Thin pool best proctices
by jeremy_tourville@hotmail.com
After a week of downtime from a thin pool that had 100% full metadata I decided to rebuild my single node. My post was formerly titled: Ovirt 4.2.7 won't start and drops to emergency console. I have backups of nearly all my VMs and I am working on importing them. I went from version 4.2.7.1 to 4.3.6. I am comfortable with LVM but I am new to administering thin pool LVM. I am asking myself what can I do to avoid this headache in the future? What practical steps should I take?
-Regular backups
-Monitoring
-Proper configuration
It's the last one that is the most difficult for me. You don't know what you don't know.... Can anyone share tips and advice?
I learned that /etc/LVM has backups. It should be part of the backup strategy. I now know that thin pools have a special metadata volume that should be monitored for disk space.
At the time I built the system I used the gedploy gluster config file. I had assumed the values in there were "safe". As I found out the hard way, reality proved otherwise. I was reading elsewhere about allowing the thin volume to grow 20% as needed but no real mention of how to do that or a good example. As I understand it, the config to make that happen exists in lvm.conf. Is that right?
Have there been any changes in Ansible GlusterFS setup since 4.2.7 to choose different "safe" values with newer versions?
I hope my comments won't be taken as critical by any Dev Team members regarding Ansible. My sole intent for this post is so I learn what to do better/right next time. I do have most of my VMs and the few I lost are not critical. It was lucky that I learned a hard lesson the easy way.
Thanks for your input!

Spatial layout records:
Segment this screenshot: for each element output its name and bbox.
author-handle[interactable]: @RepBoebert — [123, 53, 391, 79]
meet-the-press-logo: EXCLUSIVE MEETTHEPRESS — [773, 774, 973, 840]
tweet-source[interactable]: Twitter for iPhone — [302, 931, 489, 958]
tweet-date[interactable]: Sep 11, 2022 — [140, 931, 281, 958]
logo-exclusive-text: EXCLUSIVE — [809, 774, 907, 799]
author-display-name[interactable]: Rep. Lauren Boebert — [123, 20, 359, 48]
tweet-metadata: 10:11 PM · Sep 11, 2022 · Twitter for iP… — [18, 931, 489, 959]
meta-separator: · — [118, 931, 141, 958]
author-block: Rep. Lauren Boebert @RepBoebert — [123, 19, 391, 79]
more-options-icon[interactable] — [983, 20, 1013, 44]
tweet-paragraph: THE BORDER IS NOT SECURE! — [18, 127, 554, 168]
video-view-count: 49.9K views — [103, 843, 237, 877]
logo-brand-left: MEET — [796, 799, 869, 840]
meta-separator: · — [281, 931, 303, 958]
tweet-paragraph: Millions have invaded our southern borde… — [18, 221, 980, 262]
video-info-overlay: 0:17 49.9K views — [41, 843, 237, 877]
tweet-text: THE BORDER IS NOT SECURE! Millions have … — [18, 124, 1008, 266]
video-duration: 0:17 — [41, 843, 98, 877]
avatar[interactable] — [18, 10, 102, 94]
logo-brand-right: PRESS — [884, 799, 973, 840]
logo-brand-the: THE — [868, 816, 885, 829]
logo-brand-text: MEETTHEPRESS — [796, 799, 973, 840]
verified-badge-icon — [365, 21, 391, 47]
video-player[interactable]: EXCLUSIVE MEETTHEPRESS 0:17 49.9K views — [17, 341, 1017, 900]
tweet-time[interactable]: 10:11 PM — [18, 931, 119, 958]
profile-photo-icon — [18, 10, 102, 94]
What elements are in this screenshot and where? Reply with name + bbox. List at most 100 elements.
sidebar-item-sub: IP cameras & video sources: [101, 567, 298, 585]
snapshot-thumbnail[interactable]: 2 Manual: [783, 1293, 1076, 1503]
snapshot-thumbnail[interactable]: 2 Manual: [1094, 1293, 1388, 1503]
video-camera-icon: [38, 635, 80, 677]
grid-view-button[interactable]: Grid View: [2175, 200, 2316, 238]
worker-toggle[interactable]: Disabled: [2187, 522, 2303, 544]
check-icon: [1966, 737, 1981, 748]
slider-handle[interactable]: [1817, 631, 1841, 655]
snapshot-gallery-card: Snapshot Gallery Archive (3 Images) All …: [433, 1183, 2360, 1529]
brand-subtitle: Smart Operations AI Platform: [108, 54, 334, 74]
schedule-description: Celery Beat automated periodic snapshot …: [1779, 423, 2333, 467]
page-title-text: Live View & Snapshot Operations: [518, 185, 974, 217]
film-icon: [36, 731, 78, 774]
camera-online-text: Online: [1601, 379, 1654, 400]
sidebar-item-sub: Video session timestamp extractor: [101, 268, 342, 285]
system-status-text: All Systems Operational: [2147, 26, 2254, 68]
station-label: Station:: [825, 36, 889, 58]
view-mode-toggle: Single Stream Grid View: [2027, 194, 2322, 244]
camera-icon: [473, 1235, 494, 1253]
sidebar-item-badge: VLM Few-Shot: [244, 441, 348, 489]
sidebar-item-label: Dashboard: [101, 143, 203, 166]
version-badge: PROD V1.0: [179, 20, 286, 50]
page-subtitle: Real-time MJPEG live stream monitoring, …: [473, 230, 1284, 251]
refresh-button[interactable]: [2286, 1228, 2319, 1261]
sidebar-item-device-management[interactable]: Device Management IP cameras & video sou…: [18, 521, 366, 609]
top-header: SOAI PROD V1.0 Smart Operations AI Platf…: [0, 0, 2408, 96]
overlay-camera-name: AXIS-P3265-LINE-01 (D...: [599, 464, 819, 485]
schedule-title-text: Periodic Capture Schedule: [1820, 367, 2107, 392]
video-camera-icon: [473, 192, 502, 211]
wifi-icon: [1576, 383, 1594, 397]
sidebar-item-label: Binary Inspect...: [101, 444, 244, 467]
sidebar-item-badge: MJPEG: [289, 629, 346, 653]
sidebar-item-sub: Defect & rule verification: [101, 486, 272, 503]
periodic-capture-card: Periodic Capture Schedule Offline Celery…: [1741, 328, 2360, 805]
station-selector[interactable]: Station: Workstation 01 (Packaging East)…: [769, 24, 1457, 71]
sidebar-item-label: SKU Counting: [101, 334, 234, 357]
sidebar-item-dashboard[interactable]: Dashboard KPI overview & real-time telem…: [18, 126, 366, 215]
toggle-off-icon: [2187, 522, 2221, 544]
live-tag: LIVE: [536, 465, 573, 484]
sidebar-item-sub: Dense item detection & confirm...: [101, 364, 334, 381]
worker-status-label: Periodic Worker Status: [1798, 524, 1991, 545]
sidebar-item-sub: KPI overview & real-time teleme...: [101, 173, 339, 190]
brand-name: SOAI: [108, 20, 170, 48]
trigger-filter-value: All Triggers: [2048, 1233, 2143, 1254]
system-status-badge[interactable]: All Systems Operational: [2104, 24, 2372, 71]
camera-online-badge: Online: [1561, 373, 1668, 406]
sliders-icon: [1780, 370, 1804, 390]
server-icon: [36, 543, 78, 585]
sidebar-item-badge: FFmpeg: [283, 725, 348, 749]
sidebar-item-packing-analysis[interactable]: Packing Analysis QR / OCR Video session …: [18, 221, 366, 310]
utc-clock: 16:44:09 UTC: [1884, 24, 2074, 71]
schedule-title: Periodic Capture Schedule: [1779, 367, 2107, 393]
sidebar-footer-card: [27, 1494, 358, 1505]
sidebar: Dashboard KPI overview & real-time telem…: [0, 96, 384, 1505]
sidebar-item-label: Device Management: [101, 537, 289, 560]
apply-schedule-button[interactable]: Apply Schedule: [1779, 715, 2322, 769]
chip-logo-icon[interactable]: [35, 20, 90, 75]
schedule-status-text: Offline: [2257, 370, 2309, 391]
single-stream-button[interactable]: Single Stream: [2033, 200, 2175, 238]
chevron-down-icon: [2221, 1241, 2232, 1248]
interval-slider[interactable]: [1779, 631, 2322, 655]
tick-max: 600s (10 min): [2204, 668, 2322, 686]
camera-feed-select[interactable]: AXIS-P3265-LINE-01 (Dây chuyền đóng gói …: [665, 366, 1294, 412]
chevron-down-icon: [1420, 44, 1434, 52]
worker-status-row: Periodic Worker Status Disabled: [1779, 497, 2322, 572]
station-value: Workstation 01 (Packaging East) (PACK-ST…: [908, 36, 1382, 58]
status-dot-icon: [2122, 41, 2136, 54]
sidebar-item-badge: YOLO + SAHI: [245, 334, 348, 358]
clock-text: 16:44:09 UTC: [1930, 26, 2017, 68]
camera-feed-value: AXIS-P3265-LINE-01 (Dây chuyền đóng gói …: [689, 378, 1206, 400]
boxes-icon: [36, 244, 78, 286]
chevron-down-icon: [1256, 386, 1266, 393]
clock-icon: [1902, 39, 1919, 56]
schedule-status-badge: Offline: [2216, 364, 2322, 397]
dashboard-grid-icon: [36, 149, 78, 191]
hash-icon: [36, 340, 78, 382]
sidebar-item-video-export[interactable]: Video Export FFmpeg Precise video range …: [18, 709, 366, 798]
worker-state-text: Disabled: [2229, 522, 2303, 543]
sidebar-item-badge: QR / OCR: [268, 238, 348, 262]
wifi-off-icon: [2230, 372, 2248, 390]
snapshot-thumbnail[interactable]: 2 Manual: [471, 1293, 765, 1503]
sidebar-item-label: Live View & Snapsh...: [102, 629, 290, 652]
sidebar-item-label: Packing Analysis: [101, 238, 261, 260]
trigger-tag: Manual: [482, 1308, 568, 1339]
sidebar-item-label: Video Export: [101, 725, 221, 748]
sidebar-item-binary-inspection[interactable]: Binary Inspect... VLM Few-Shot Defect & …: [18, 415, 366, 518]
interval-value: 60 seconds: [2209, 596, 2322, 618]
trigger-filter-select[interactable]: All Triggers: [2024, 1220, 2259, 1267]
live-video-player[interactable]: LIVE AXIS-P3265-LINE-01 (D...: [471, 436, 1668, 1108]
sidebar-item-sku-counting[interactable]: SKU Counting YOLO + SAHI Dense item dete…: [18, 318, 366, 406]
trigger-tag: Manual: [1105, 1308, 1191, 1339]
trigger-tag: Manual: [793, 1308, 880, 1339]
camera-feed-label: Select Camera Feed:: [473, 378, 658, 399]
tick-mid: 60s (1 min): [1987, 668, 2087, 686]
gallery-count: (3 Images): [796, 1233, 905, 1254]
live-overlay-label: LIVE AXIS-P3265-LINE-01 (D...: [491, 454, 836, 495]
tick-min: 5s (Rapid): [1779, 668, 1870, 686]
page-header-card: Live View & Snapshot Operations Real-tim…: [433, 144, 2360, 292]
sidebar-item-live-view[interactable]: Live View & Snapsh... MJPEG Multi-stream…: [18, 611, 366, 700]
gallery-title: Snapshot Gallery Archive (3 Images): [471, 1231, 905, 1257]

◆ Exercise brief ◆
Please update the thin pool post, starting at "I hope my comments" and ending at "for your input!", so that "development team" takes the place of "Dev Team".

◆ Written answer ◆
I hope my comments won't be taken as critical by any development team members regarding Ansible. My sole intent for this post is so I learn what to do better/right next time. I do have most of my VMs and the few I lost are not critical. It was lucky that I learned a hard lesson the easy way.
Thanks for your input!